Your task:
Check every line below for the word "Durchbruch" and copy each one that has it.

— START OF Supplied information —

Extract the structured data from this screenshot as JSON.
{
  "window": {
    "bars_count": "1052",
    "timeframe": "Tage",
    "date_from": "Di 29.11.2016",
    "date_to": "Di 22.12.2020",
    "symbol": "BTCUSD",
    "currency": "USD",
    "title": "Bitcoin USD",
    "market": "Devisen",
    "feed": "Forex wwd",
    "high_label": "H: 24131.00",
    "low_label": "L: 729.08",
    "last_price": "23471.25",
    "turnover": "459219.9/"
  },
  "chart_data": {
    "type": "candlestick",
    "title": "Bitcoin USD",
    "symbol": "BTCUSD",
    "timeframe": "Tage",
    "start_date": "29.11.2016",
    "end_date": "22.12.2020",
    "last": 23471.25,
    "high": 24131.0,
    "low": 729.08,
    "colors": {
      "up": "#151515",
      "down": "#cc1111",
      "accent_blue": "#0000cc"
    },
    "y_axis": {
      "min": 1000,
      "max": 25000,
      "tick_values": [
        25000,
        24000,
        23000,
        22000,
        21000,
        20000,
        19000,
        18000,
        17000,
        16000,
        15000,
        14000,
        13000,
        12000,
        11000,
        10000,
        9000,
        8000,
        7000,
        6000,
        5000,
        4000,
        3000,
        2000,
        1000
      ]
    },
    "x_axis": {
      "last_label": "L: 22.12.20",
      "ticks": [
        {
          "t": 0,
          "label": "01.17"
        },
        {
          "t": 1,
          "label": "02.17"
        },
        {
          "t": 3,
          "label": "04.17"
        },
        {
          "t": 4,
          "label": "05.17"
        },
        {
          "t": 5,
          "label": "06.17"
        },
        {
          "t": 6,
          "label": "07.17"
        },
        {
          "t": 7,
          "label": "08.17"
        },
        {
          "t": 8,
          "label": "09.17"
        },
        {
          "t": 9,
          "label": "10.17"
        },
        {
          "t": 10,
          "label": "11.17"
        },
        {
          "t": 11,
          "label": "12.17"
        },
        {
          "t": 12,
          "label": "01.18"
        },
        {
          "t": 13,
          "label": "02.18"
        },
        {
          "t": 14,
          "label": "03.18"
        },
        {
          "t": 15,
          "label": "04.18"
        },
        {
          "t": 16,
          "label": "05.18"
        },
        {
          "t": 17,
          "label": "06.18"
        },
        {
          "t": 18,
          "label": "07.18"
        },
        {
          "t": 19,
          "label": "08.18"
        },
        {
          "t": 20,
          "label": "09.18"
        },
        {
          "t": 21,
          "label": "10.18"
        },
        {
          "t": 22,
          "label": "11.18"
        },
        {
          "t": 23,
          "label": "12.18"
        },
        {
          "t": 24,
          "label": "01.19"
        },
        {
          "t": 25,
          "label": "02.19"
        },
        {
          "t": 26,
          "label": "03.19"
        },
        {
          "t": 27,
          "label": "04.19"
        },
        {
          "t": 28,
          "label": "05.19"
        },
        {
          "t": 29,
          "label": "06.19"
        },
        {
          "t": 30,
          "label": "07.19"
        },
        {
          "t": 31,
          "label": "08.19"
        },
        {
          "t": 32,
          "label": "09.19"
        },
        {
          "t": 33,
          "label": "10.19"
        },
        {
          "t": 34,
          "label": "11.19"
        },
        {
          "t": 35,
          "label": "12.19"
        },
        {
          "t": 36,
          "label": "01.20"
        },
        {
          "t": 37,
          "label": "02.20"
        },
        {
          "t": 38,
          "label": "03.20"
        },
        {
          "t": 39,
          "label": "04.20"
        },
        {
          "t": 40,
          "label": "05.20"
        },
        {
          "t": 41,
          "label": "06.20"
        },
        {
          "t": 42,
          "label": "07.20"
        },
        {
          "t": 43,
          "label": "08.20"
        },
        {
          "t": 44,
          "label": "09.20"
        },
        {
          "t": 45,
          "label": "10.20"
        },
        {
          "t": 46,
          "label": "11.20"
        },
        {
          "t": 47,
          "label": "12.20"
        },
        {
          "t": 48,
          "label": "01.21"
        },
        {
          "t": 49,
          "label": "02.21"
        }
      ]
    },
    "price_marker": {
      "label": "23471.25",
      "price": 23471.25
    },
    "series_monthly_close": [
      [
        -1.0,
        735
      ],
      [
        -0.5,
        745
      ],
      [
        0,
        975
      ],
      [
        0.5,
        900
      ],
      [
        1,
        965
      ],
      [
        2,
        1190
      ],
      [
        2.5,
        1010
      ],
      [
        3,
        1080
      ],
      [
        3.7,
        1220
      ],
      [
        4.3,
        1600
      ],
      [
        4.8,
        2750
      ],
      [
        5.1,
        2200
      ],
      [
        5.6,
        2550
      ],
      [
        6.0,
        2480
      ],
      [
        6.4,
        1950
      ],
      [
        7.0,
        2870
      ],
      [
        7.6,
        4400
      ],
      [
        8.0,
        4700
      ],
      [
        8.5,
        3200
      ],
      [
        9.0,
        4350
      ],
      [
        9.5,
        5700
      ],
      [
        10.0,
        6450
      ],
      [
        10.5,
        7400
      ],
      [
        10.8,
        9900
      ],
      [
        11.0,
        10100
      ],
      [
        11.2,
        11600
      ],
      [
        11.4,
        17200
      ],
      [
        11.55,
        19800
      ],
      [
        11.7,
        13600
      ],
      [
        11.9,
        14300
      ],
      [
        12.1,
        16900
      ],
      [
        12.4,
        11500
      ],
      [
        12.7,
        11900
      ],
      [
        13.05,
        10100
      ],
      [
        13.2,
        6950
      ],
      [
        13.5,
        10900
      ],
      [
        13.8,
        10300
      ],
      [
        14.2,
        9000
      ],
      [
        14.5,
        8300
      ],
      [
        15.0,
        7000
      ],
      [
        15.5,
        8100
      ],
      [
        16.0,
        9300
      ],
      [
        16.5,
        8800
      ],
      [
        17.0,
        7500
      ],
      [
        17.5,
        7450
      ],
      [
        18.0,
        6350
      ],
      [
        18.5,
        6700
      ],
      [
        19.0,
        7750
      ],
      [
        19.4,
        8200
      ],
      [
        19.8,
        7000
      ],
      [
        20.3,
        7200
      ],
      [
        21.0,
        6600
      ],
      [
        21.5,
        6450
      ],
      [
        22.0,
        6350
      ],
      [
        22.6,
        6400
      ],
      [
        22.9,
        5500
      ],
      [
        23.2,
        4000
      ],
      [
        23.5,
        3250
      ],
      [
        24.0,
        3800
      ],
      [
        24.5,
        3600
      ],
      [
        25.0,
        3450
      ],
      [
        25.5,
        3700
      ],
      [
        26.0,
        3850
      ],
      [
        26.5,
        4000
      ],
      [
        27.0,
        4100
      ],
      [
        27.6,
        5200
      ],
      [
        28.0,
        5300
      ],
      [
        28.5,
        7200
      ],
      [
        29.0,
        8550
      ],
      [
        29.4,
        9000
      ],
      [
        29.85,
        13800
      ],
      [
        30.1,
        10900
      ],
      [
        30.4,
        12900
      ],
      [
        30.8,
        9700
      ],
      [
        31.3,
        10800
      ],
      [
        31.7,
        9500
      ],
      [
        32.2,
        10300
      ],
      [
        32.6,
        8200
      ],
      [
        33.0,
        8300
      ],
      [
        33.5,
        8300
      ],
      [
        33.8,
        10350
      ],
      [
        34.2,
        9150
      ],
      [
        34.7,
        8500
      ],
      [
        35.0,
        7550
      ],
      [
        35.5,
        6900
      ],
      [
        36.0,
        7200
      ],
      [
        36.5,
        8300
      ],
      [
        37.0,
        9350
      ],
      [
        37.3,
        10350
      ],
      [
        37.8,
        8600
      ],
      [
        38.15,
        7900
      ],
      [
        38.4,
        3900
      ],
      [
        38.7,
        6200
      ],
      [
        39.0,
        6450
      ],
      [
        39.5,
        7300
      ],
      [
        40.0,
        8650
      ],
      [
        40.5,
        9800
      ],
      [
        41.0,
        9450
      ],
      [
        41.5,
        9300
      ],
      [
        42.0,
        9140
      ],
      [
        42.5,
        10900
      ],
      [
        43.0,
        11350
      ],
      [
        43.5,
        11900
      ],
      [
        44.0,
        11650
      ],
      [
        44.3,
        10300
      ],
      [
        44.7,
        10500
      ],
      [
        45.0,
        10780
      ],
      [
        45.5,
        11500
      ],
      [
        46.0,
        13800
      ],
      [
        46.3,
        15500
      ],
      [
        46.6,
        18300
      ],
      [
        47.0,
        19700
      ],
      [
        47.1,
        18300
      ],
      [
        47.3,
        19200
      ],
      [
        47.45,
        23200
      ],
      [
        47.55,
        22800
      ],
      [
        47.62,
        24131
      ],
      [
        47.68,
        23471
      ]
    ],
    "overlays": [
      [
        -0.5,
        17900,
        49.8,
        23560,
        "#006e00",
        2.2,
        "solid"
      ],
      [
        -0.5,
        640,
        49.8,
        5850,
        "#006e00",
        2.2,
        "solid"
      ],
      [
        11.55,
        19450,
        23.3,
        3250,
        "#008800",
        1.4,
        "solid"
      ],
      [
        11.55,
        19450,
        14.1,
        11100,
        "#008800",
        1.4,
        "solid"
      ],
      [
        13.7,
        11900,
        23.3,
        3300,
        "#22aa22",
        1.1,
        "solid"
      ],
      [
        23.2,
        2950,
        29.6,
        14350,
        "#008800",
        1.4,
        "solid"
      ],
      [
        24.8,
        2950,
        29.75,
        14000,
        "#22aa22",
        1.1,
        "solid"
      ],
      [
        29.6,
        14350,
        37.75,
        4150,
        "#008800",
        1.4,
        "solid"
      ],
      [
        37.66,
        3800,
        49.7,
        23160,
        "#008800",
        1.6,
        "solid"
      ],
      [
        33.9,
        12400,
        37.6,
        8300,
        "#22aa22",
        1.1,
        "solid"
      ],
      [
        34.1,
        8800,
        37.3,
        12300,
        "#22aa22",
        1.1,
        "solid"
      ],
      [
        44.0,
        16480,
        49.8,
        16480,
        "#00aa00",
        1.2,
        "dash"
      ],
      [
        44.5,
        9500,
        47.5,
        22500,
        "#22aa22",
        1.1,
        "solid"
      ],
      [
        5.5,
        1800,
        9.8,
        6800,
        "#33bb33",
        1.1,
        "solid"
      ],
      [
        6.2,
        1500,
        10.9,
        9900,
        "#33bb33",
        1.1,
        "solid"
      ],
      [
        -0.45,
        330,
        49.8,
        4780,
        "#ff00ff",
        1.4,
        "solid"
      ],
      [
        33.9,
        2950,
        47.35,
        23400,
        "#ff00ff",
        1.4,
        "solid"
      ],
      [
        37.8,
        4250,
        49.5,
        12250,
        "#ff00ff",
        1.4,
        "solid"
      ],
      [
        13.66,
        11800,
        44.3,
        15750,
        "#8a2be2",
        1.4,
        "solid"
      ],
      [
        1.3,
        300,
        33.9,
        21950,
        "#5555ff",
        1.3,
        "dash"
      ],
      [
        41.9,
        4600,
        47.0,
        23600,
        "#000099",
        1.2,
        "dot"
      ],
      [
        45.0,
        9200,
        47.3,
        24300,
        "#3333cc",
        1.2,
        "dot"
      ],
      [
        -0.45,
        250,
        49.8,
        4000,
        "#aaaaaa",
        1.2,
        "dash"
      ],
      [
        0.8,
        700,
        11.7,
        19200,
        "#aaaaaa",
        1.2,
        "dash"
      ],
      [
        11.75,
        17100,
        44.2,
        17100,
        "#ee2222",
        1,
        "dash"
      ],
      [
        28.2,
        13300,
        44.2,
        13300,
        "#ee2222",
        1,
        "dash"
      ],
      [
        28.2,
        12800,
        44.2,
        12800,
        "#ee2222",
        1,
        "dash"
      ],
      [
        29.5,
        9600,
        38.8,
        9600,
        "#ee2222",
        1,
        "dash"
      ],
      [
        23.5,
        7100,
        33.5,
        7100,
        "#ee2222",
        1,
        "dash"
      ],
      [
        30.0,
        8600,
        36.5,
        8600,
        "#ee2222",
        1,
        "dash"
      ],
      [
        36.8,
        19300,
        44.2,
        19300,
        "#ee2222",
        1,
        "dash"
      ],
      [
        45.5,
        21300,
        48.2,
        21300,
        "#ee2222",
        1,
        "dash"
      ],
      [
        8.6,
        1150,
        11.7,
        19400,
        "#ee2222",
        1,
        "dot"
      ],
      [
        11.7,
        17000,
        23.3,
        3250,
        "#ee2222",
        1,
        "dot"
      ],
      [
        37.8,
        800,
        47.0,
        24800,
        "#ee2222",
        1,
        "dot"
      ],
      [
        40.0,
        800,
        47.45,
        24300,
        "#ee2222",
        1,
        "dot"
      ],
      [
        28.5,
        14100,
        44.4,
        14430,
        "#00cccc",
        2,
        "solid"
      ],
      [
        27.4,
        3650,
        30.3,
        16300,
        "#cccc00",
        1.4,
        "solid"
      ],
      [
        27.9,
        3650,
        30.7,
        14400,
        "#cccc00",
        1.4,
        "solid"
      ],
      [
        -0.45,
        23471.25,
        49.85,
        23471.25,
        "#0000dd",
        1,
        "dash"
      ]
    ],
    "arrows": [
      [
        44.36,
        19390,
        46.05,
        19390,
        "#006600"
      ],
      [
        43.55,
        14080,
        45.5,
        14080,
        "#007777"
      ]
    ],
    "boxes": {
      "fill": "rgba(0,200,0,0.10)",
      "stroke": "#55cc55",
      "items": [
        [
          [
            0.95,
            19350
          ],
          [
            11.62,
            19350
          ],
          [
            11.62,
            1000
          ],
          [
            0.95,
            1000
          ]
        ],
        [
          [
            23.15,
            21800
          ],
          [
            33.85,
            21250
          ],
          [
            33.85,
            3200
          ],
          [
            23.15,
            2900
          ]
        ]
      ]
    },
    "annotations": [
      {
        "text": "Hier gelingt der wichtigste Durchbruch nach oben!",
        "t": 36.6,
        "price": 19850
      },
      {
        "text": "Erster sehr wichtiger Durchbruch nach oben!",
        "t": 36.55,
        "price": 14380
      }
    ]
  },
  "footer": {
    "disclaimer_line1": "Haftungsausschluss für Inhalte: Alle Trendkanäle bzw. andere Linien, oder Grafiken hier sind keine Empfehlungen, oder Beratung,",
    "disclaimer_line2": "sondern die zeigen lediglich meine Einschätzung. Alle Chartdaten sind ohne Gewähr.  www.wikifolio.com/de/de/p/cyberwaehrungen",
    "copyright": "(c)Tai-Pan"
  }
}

— END OF Supplied information —

Exercise response:
        "text": "Hier gelingt der wichtigste Durchbruch nach oben!",
        "text": "Erster sehr wichtiger Durchbruch nach oben!",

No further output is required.